### [DIRECTIONS]
All entries must be extracted exactly, with nothing added or dropped.

### [DATA]
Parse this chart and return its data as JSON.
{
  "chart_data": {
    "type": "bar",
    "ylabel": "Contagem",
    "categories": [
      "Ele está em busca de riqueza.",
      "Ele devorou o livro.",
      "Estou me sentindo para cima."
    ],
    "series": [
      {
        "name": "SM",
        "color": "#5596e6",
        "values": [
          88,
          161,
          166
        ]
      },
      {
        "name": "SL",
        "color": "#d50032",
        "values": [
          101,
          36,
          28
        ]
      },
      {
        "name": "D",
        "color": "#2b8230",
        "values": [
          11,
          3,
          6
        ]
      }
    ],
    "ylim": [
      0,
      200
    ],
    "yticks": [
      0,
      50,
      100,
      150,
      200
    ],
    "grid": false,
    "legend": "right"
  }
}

### [OUTPUT OF THE TASK]
Parse this chart and return its data as JSON.
{
  "chart_data": {
    "type": "bar",
    "ylabel": "Contagem",
    "categories": [
      "Ele está em busca de riqueza.",
      "Ele devorou o livro.",
      "Estou me sentindo para cima."
    ],
    "series": [
      {
        "name": "SM",
        "color": "#5596e6",
        "values": [
          88,
          161,
          166
        ]
      },
      {
        "name": "SL",
        "color": "#d50032",
        "values": [
          101,
          36,
          28
        ]
      },
      {
        "name": "D",
        "color": "#2b8230",
        "values": [
          11,
          3,
          6
        ]
      }
    ],
    "ylim": [
      0,
      200
    ],
    "yticks": [
      0,
      50,
      100,
      150,
      200
    ],
    "grid": false,
    "legend": "right"
  }
}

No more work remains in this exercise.